> [Task description] The entries below are to be transcribed in full, without their images.

** start **

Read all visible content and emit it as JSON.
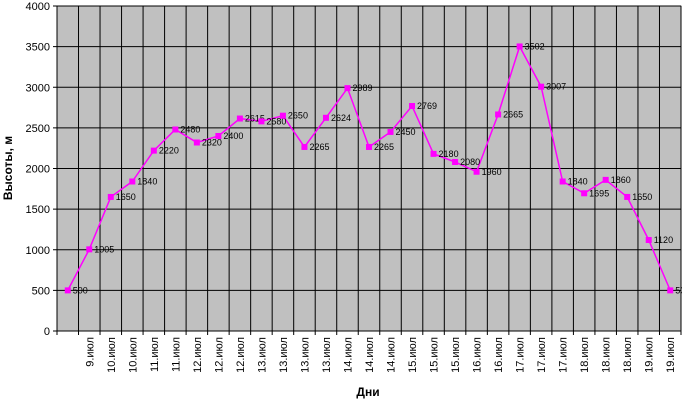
{
  "chart_data": {
    "type": "line",
    "x_label": "Дни",
    "y_label": "Высоты, м",
    "categories": [
      null,
      "9.июл",
      "10.июл",
      "10.июл",
      "11.июл",
      "11.июл",
      "12.июл",
      "12.июл",
      "12.июл",
      "13.июл",
      "13.июл",
      "13.июл",
      "13.июл",
      "14.июл",
      "14.июл",
      "14.июл",
      "15.июл",
      "15.июл",
      "15.июл",
      "16.июл",
      "16.июл",
      "17.июл",
      "17.июл",
      "17.июл",
      "18.июл",
      "18.июл",
      "18.июл",
      "19.июл",
      "19.июл"
    ],
    "series": [
      {
        "name": "Высоты",
        "color": "#ff00ff",
        "values": [
          500,
          1005,
          1650,
          1840,
          2220,
          2480,
          2320,
          2400,
          2615,
          2580,
          2650,
          2265,
          2624,
          2989,
          2265,
          2450,
          2769,
          2180,
          2080,
          1960,
          2665,
          3502,
          3007,
          1840,
          1695,
          1860,
          1650,
          1120,
          500
        ]
      }
    ],
    "ylim": [
      0,
      4000
    ],
    "yticks": [
      0,
      500,
      1000,
      1500,
      2000,
      2500,
      3000,
      3500,
      4000
    ],
    "grid": true,
    "plot_background": "#c0c0c0"
  }
}
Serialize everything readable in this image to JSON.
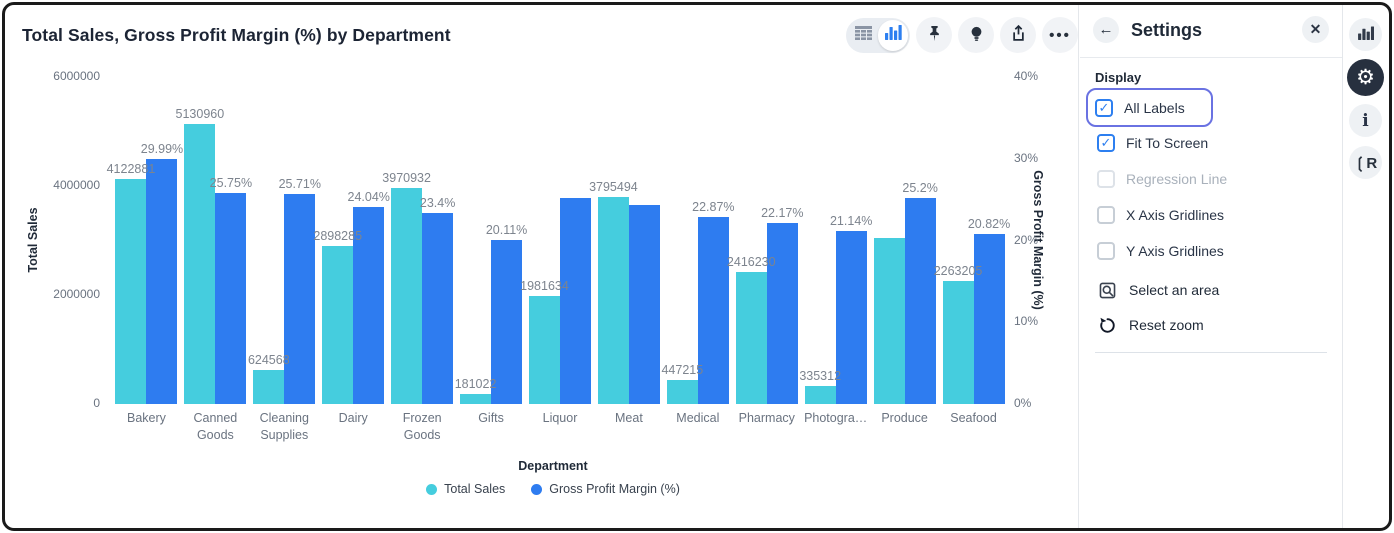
{
  "chart_header": {
    "title": "Total Sales, Gross Profit Margin (%) by Department"
  },
  "toolbar": {
    "icons": [
      "table-view-icon",
      "chart-view-icon",
      "pin-icon",
      "insights-bulb-icon",
      "export-icon",
      "more-options-icon"
    ],
    "active_view": "chart"
  },
  "chart_data": {
    "type": "bar",
    "title": "Total Sales, Gross Profit Margin (%) by Department",
    "categories": [
      "Bakery",
      "Canned Goods",
      "Cleaning Supplies",
      "Dairy",
      "Frozen Goods",
      "Gifts",
      "Liquor",
      "Meat",
      "Medical",
      "Pharmacy",
      "Photogra…",
      "Produce",
      "Seafood"
    ],
    "series": [
      {
        "name": "Total Sales",
        "axis": "left",
        "color": "#45cdde",
        "values": [
          4122881,
          5130960,
          624568,
          2898285,
          3970932,
          181022,
          1981634,
          3795494,
          447215,
          2416230,
          335312,
          3040000,
          2263205
        ],
        "labels": [
          "4122881",
          "5130960",
          "624568",
          "2898285",
          "3970932",
          "181022",
          "1981634",
          "3795494",
          "447215",
          "2416230",
          "335312",
          null,
          "2263205"
        ]
      },
      {
        "name": "Gross Profit Margin (%)",
        "axis": "right",
        "color": "#2e7cf0",
        "values": [
          29.99,
          25.75,
          25.71,
          24.04,
          23.4,
          20.11,
          25.2,
          24.4,
          22.87,
          22.17,
          21.14,
          25.2,
          20.82
        ],
        "labels": [
          "29.99%",
          "25.75%",
          "25.71%",
          "24.04%",
          "23.4%",
          "20.11%",
          null,
          null,
          "22.87%",
          "22.17%",
          "21.14%",
          "25.2%",
          "20.82%"
        ]
      }
    ],
    "left_axis": {
      "label": "Total Sales",
      "ticks": [
        "0",
        "2000000",
        "4000000",
        "6000000"
      ],
      "max": 6000000
    },
    "right_axis": {
      "label": "Gross Profit Margin (%)",
      "ticks": [
        "0%",
        "10%",
        "20%",
        "30%",
        "40%"
      ],
      "max": 40
    },
    "x_axis": {
      "label": "Department"
    },
    "legend": {
      "position": "bottom",
      "entries": [
        "Total Sales",
        "Gross Profit Margin (%)"
      ]
    },
    "gridlines": false
  },
  "settings": {
    "header": {
      "title": "Settings",
      "back_icon": "back-arrow-icon",
      "close_icon": "close-icon"
    },
    "display": {
      "heading": "Display",
      "items": [
        {
          "label": "All Labels",
          "checked": true,
          "disabled": false,
          "focused": true
        },
        {
          "label": "Fit To Screen",
          "checked": true,
          "disabled": false,
          "focused": false
        },
        {
          "label": "Regression Line",
          "checked": false,
          "disabled": true,
          "focused": false
        },
        {
          "label": "X Axis Gridlines",
          "checked": false,
          "disabled": false,
          "focused": false
        },
        {
          "label": "Y Axis Gridlines",
          "checked": false,
          "disabled": false,
          "focused": false
        }
      ]
    },
    "actions": [
      {
        "label": "Select an area",
        "icon": "select-area-icon"
      },
      {
        "label": "Reset zoom",
        "icon": "reset-zoom-icon"
      }
    ]
  },
  "sidebar": {
    "icons": [
      {
        "name": "chart-type-icon",
        "active": false
      },
      {
        "name": "settings-gear-icon",
        "active": true
      },
      {
        "name": "info-icon",
        "active": false
      },
      {
        "name": "r-script-icon",
        "active": false
      }
    ]
  },
  "colors": {
    "series_total_sales": "#45cdde",
    "series_gpm": "#2e7cf0",
    "accent_blue": "#2d7ff0",
    "focus_ring": "#6a72e2",
    "dark_navy": "#27303f"
  }
}
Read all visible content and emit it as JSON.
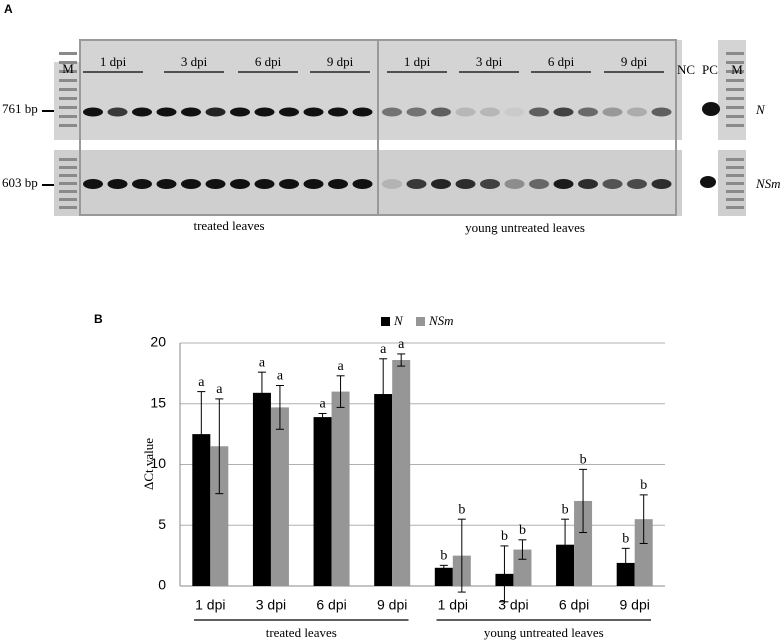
{
  "panel_a": {
    "label": "A",
    "marker_left": "M",
    "marker_right": "M",
    "nc": "NC",
    "pc": "PC",
    "size_top": "761 bp",
    "size_bottom": "603 bp",
    "gene_top": "N",
    "gene_bottom": "NSm",
    "treated_lanes": [
      "1 dpi",
      "3 dpi",
      "6 dpi",
      "9 dpi"
    ],
    "untreated_lanes": [
      "1 dpi",
      "3 dpi",
      "6 dpi",
      "9 dpi"
    ],
    "treated_label": "treated leaves",
    "untreated_label": "young untreated leaves"
  },
  "chart_data": {
    "type": "bar",
    "panel_label": "B",
    "y_label": "ΔCt value",
    "categories": [
      "1 dpi",
      "3 dpi",
      "6 dpi",
      "9 dpi",
      "1 dpi",
      "3 dpi",
      "6 dpi",
      "9 dpi"
    ],
    "groups": [
      {
        "name": "treated leaves",
        "from": 0,
        "to": 3
      },
      {
        "name": "young untreated leaves",
        "from": 4,
        "to": 7
      }
    ],
    "series": [
      {
        "name": "N",
        "color": "#000000",
        "values": [
          12.5,
          15.9,
          13.9,
          15.8,
          1.5,
          1.0,
          3.4,
          1.9
        ],
        "errors": [
          3.5,
          1.7,
          0.3,
          2.9,
          0.2,
          2.3,
          2.1,
          1.2
        ],
        "letters": [
          "a",
          "a",
          "a",
          "a",
          "b",
          "b",
          "b",
          "b"
        ]
      },
      {
        "name": "NSm",
        "color": "#969696",
        "values": [
          11.5,
          14.7,
          16.0,
          18.6,
          2.5,
          3.0,
          7.0,
          5.5
        ],
        "errors": [
          3.9,
          1.8,
          1.3,
          0.5,
          3.0,
          0.8,
          2.6,
          2.0
        ],
        "letters": [
          "a",
          "a",
          "a",
          "a",
          "b",
          "b",
          "b",
          "b"
        ]
      }
    ],
    "ylim": [
      0,
      20
    ],
    "yticks": [
      0,
      5,
      10,
      15,
      20
    ],
    "grid": true
  }
}
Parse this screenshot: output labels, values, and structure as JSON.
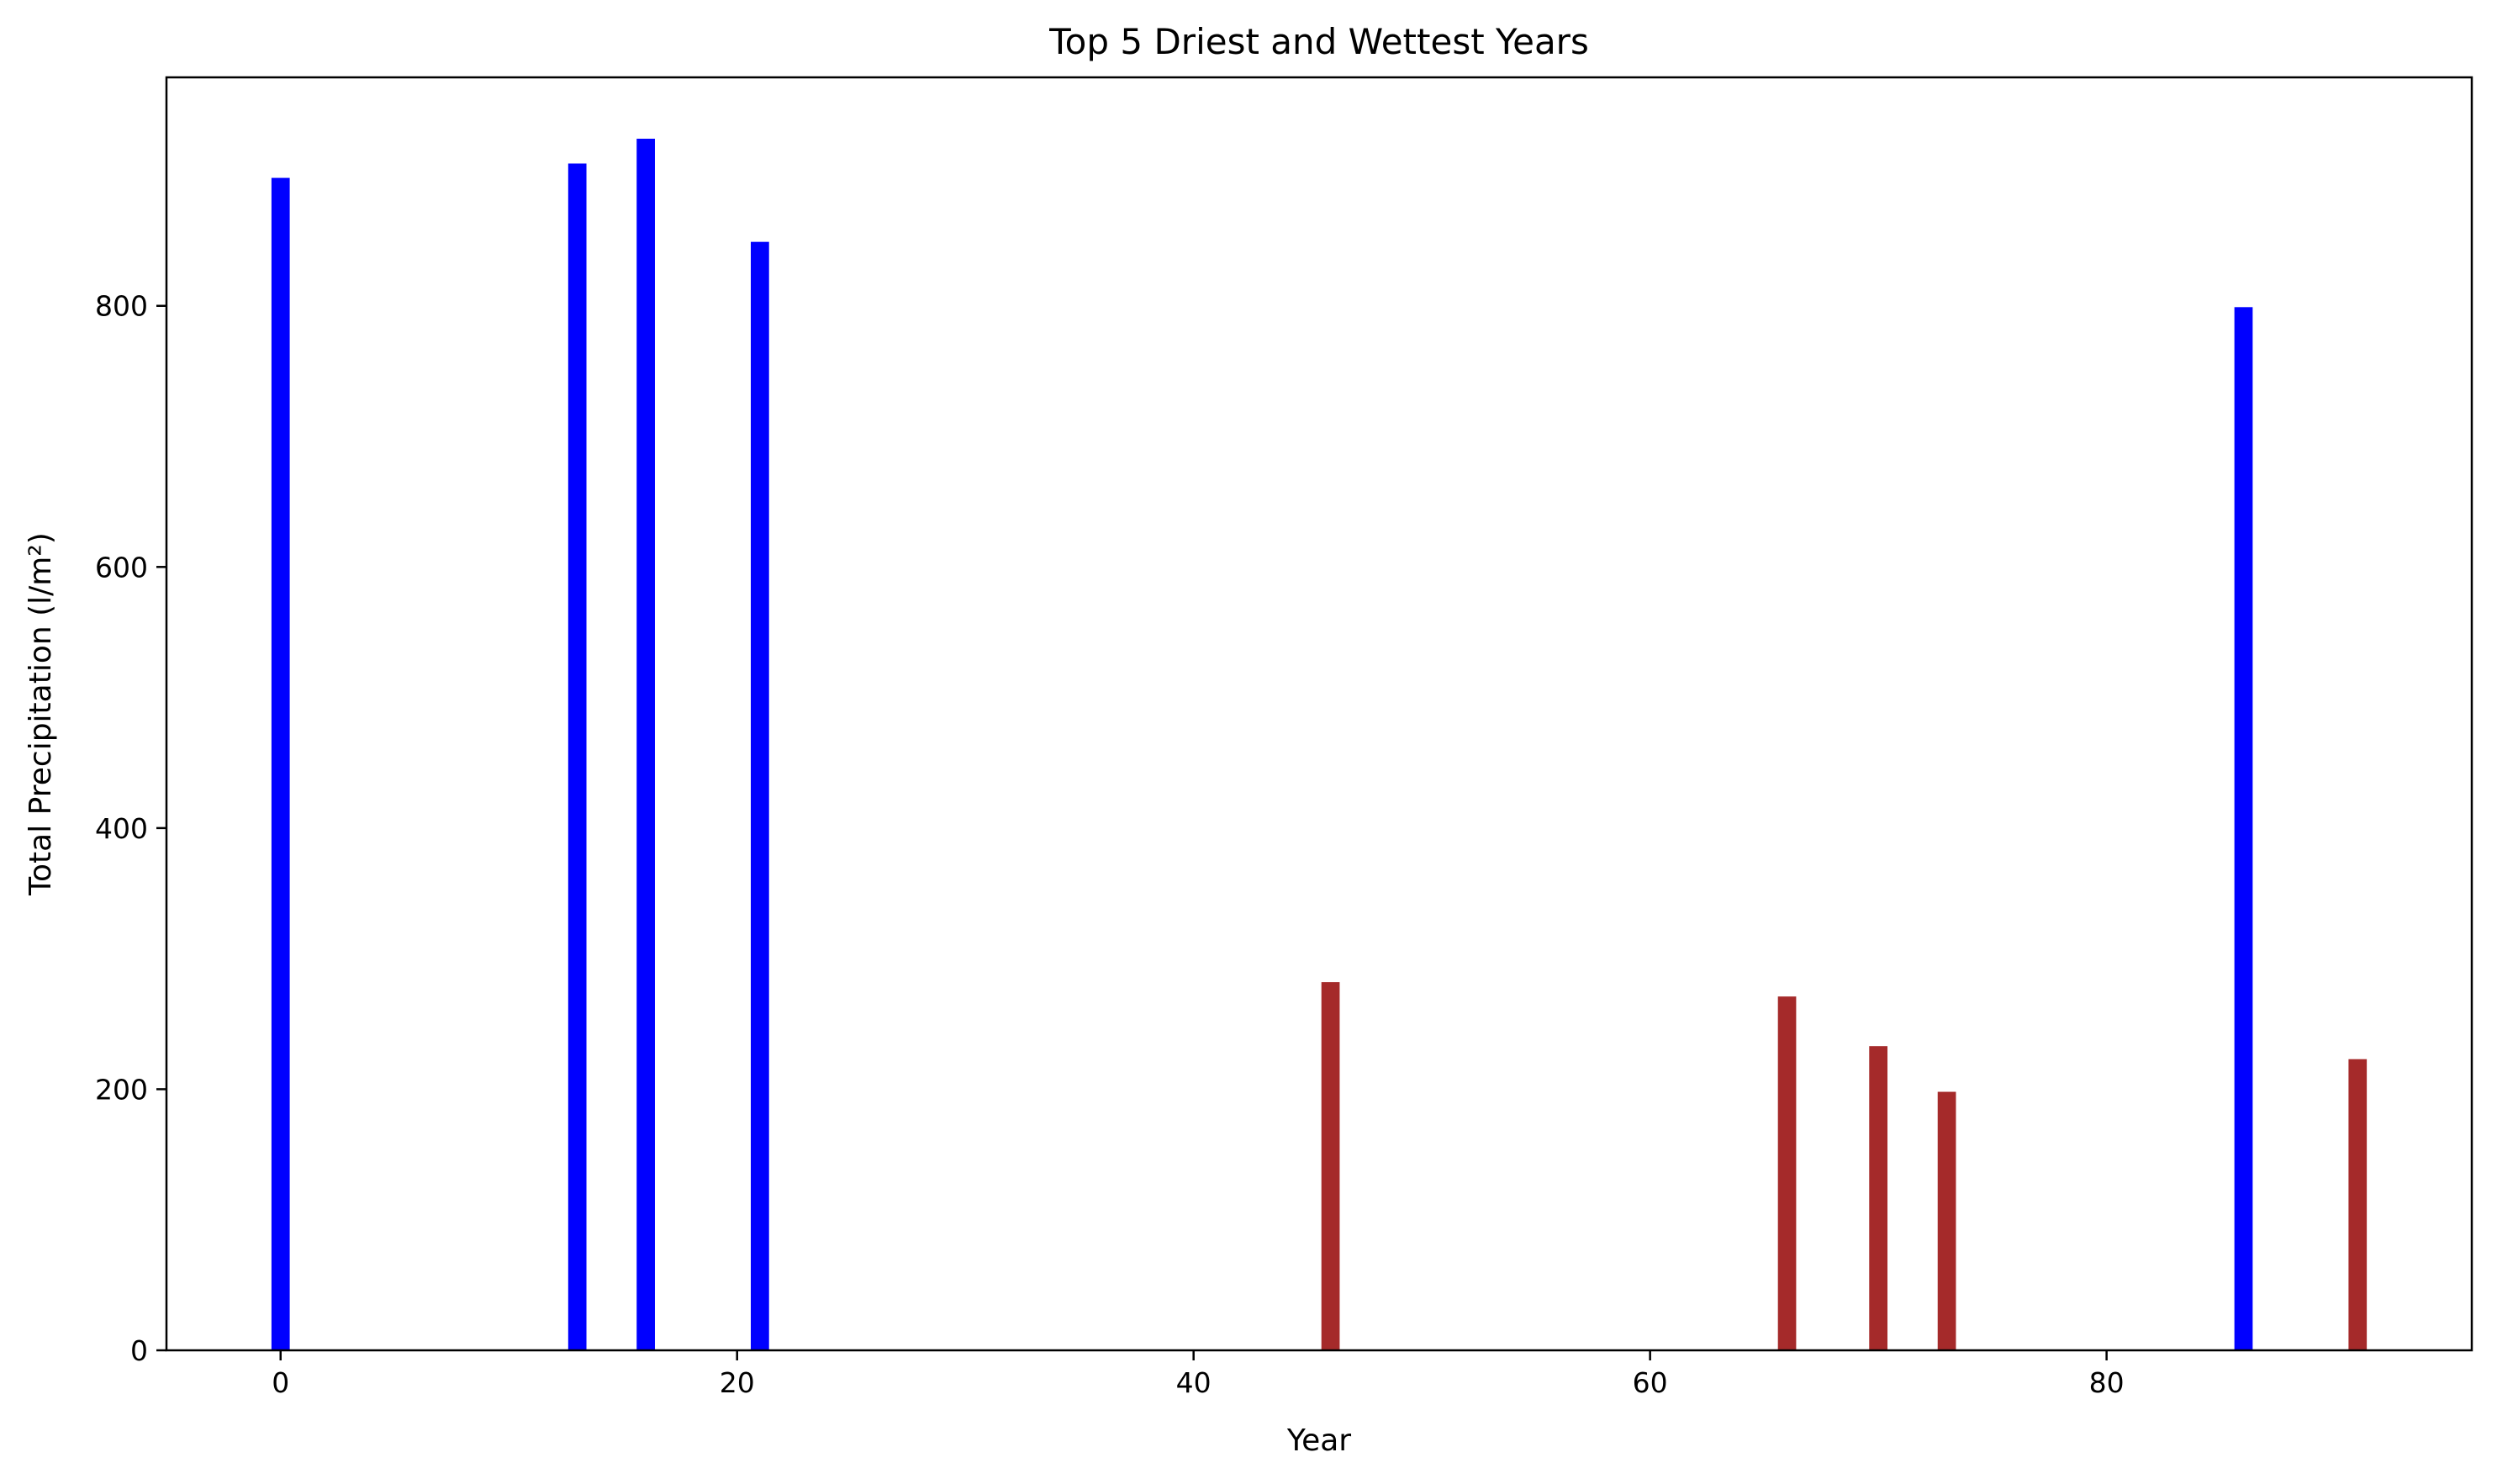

** end **

> [Solution to this task]
Read all visible content and emit it as JSON.
{
  "chart_data": {
    "type": "line",
    "x_label": "Дни",
    "y_label": "Высоты, м",
    "categories": [
      null,
      "9.июл",
      "10.июл",
      "10.июл",
      "11.июл",
      "11.июл",
      "12.июл",
      "12.июл",
      "12.июл",
      "13.июл",
      "13.июл",
      "13.июл",
      "13.июл",
      "14.июл",
      "14.июл",
      "14.июл",
      "15.июл",
      "15.июл",
      "15.июл",
      "16.июл",
      "16.июл",
      "17.июл",
      "17.июл",
      "17.июл",
      "18.июл",
      "18.июл",
      "18.июл",
      "19.июл",
      "19.июл"
    ],
    "series": [
      {
        "name": "Высоты",
        "color": "#ff00ff",
        "values": [
          500,
          1005,
          1650,
          1840,
          2220,
          2480,
          2320,
          2400,
          2615,
          2580,
          2650,
          2265,
          2624,
          2989,
          2265,
          2450,
          2769,
          2180,
          2080,
          1960,
          2665,
          3502,
          3007,
          1840,
          1695,
          1860,
          1650,
          1120,
          500
        ]
      }
    ],
    "ylim": [
      0,
      4000
    ],
    "yticks": [
      0,
      500,
      1000,
      1500,
      2000,
      2500,
      3000,
      3500,
      4000
    ],
    "grid": true,
    "plot_background": "#c0c0c0"
  }
}
Serialize everything readable in this image to JSON.
{
  "chart_header": {
    "title": "Total Sales, Gross Profit Margin (%) by Department"
  },
  "toolbar": {
    "icons": [
      "table-view-icon",
      "chart-view-icon",
      "pin-icon",
      "insights-bulb-icon",
      "export-icon",
      "more-options-icon"
    ],
    "active_view": "chart"
  },
  "chart_data": {
    "type": "bar",
    "title": "Total Sales, Gross Profit Margin (%) by Department",
    "categories": [
      "Bakery",
      "Canned Goods",
      "Cleaning Supplies",
      "Dairy",
      "Frozen Goods",
      "Gifts",
      "Liquor",
      "Meat",
      "Medical",
      "Pharmacy",
      "Photogra…",
      "Produce",
      "Seafood"
    ],
    "series": [
      {
        "name": "Total Sales",
        "axis": "left",
        "color": "#45cdde",
        "values": [
          4122881,
          5130960,
          624568,
          2898285,
          3970932,
          181022,
          1981634,
          3795494,
          447215,
          2416230,
          335312,
          3040000,
          2263205
        ],
        "labels": [
          "4122881",
          "5130960",
          "624568",
          "2898285",
          "3970932",
          "181022",
          "1981634",
          "3795494",
          "447215",
          "2416230",
          "335312",
          null,
          "2263205"
        ]
      },
      {
        "name": "Gross Profit Margin (%)",
        "axis": "right",
        "color": "#2e7cf0",
        "values": [
          29.99,
          25.75,
          25.71,
          24.04,
          23.4,
          20.11,
          25.2,
          24.4,
          22.87,
          22.17,
          21.14,
          25.2,
          20.82
        ],
        "labels": [
          "29.99%",
          "25.75%",
          "25.71%",
          "24.04%",
          "23.4%",
          "20.11%",
          null,
          null,
          "22.87%",
          "22.17%",
          "21.14%",
          "25.2%",
          "20.82%"
        ]
      }
    ],
    "left_axis": {
      "label": "Total Sales",
      "ticks": [
        "0",
        "2000000",
        "4000000",
        "6000000"
      ],
      "max": 6000000
    },
    "right_axis": {
      "label": "Gross Profit Margin (%)",
      "ticks": [
        "0%",
        "10%",
        "20%",
        "30%",
        "40%"
      ],
      "max": 40
    },
    "x_axis": {
      "label": "Department"
    },
    "legend": {
      "position": "bottom",
      "entries": [
        "Total Sales",
        "Gross Profit Margin (%)"
      ]
    },
    "gridlines": false
  },
  "settings": {
    "header": {
      "title": "Settings",
      "back_icon": "back-arrow-icon",
      "close_icon": "close-icon"
    },
    "display": {
      "heading": "Display",
      "items": [
        {
          "label": "All Labels",
          "checked": true,
          "disabled": false,
          "focused": true
        },
        {
          "label": "Fit To Screen",
          "checked": true,
          "disabled": false,
          "focused": false
        },
        {
          "label": "Regression Line",
          "checked": false,
          "disabled": true,
          "focused": false
        },
        {
          "label": "X Axis Gridlines",
          "checked": false,
          "disabled": false,
          "focused": false
        },
        {
          "label": "Y Axis Gridlines",
          "checked": false,
          "disabled": false,
          "focused": false
        }
      ]
    },
    "actions": [
      {
        "label": "Select an area",
        "icon": "select-area-icon"
      },
      {
        "label": "Reset zoom",
        "icon": "reset-zoom-icon"
      }
    ]
  },
  "sidebar": {
    "icons": [
      {
        "name": "chart-type-icon",
        "active": false
      },
      {
        "name": "settings-gear-icon",
        "active": true
      },
      {
        "name": "info-icon",
        "active": false
      },
      {
        "name": "r-script-icon",
        "active": false
      }
    ]
  },
  "colors": {
    "series_total_sales": "#45cdde",
    "series_gpm": "#2e7cf0",
    "accent_blue": "#2d7ff0",
    "focus_ring": "#6a72e2",
    "dark_navy": "#27303f"
  }
}
Read all visible content and emit it as JSON.
{
  "panel_a": {
    "label": "A",
    "marker_left": "M",
    "marker_right": "M",
    "nc": "NC",
    "pc": "PC",
    "size_top": "761 bp",
    "size_bottom": "603 bp",
    "gene_top": "N",
    "gene_bottom": "NSm",
    "treated_lanes": [
      "1 dpi",
      "3 dpi",
      "6 dpi",
      "9 dpi"
    ],
    "untreated_lanes": [
      "1 dpi",
      "3 dpi",
      "6 dpi",
      "9 dpi"
    ],
    "treated_label": "treated leaves",
    "untreated_label": "young untreated leaves"
  },
  "chart_data": {
    "type": "bar",
    "panel_label": "B",
    "y_label": "ΔCt value",
    "categories": [
      "1 dpi",
      "3 dpi",
      "6 dpi",
      "9 dpi",
      "1 dpi",
      "3 dpi",
      "6 dpi",
      "9 dpi"
    ],
    "groups": [
      {
        "name": "treated leaves",
        "from": 0,
        "to": 3
      },
      {
        "name": "young untreated leaves",
        "from": 4,
        "to": 7
      }
    ],
    "series": [
      {
        "name": "N",
        "color": "#000000",
        "values": [
          12.5,
          15.9,
          13.9,
          15.8,
          1.5,
          1.0,
          3.4,
          1.9
        ],
        "errors": [
          3.5,
          1.7,
          0.3,
          2.9,
          0.2,
          2.3,
          2.1,
          1.2
        ],
        "letters": [
          "a",
          "a",
          "a",
          "a",
          "b",
          "b",
          "b",
          "b"
        ]
      },
      {
        "name": "NSm",
        "color": "#969696",
        "values": [
          11.5,
          14.7,
          16.0,
          18.6,
          2.5,
          3.0,
          7.0,
          5.5
        ],
        "errors": [
          3.9,
          1.8,
          1.3,
          0.5,
          3.0,
          0.8,
          2.6,
          2.0
        ],
        "letters": [
          "a",
          "a",
          "a",
          "a",
          "b",
          "b",
          "b",
          "b"
        ]
      }
    ],
    "ylim": [
      0,
      20
    ],
    "yticks": [
      0,
      5,
      10,
      15,
      20
    ],
    "grid": true
  }
}
Parse this screenshot: output labels, values, and structure as JSON.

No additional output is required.